### TASK TO CARRY OUT
Give the number of lines that hold the string "abiertas". Nothing else is needed.

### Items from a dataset
** START **
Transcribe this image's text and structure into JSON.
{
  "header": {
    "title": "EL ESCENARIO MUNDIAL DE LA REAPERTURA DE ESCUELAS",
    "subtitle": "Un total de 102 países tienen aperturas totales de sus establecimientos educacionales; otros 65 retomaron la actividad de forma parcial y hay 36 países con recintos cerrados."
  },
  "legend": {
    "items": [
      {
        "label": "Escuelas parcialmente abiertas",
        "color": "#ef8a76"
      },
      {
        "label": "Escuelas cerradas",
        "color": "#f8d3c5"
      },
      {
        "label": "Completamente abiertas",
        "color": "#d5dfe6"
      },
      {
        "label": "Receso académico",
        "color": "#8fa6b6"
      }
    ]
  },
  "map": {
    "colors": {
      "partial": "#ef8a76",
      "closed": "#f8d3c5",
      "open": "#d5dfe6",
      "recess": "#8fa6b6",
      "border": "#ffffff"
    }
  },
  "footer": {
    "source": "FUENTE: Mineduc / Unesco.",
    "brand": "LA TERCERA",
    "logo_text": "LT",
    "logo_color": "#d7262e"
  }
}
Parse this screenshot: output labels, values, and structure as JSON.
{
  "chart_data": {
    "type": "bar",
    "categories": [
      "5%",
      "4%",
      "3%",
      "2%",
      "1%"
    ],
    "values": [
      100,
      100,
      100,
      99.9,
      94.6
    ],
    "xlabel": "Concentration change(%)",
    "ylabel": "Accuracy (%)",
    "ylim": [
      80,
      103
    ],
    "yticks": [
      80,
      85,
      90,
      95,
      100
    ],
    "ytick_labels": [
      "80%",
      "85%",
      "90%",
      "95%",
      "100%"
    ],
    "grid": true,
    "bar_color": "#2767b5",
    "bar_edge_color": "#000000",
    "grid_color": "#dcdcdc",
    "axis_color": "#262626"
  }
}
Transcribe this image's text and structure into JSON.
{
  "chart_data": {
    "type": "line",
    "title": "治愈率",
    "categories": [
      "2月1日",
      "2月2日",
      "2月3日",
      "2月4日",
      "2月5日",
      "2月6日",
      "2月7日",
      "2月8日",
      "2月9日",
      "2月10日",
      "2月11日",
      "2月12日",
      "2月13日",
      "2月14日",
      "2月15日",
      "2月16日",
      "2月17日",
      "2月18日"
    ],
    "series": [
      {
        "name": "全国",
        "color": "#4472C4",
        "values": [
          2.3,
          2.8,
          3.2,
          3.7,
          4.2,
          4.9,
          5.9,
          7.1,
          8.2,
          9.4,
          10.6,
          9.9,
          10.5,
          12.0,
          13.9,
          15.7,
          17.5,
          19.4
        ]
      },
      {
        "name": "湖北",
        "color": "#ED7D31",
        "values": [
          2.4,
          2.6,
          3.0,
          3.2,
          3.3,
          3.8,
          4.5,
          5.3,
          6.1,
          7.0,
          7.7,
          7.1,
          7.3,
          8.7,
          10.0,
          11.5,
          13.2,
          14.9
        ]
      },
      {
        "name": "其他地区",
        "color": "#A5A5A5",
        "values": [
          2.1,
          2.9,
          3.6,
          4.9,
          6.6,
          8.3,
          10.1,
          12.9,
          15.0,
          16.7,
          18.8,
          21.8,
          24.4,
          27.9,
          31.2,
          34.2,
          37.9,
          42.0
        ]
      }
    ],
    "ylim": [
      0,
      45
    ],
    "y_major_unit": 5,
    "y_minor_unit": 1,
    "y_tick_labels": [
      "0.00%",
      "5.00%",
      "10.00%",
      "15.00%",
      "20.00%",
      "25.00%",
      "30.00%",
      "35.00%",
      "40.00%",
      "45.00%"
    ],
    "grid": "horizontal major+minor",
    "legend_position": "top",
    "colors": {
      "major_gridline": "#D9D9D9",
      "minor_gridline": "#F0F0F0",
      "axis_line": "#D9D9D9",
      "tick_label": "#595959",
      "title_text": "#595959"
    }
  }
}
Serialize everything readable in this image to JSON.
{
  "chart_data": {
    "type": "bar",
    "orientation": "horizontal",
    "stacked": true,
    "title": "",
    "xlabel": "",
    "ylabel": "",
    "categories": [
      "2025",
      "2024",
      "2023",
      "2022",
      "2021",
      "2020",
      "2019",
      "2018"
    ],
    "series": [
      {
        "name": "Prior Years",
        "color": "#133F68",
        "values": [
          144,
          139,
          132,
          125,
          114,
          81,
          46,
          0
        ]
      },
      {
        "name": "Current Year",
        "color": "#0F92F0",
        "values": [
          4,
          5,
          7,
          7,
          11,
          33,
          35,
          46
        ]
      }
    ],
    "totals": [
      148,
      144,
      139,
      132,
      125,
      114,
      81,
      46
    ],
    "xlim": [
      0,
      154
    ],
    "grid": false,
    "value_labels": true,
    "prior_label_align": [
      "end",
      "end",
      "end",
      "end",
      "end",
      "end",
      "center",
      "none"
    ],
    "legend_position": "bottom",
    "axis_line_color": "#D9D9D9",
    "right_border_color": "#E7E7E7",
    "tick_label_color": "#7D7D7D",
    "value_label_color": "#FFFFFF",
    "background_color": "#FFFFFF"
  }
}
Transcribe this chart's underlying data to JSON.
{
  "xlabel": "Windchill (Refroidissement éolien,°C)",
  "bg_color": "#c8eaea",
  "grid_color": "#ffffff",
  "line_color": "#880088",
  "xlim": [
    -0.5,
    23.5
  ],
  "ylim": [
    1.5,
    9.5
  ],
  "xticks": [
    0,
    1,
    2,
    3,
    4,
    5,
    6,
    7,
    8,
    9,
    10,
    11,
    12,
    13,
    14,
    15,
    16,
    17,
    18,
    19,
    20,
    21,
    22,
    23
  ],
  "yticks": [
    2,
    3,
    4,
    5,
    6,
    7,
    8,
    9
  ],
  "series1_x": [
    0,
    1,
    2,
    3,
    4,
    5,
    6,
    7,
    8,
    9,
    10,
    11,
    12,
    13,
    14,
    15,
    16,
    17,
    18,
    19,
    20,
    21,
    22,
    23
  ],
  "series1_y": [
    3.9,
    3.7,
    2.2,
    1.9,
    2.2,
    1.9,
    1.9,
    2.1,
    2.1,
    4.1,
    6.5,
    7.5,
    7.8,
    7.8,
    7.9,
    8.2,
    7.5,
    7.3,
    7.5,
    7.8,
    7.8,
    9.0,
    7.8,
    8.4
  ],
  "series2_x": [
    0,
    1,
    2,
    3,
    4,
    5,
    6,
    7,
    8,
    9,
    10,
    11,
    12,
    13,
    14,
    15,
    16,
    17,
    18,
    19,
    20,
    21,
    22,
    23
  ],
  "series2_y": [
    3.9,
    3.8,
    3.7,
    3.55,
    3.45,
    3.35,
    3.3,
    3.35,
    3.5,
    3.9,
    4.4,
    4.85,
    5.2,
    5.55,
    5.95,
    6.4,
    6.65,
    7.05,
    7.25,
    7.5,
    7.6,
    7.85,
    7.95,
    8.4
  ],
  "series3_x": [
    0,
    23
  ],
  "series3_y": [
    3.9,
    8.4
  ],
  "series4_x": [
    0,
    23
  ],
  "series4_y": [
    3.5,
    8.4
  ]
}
** END **
### IN RESPONSE
2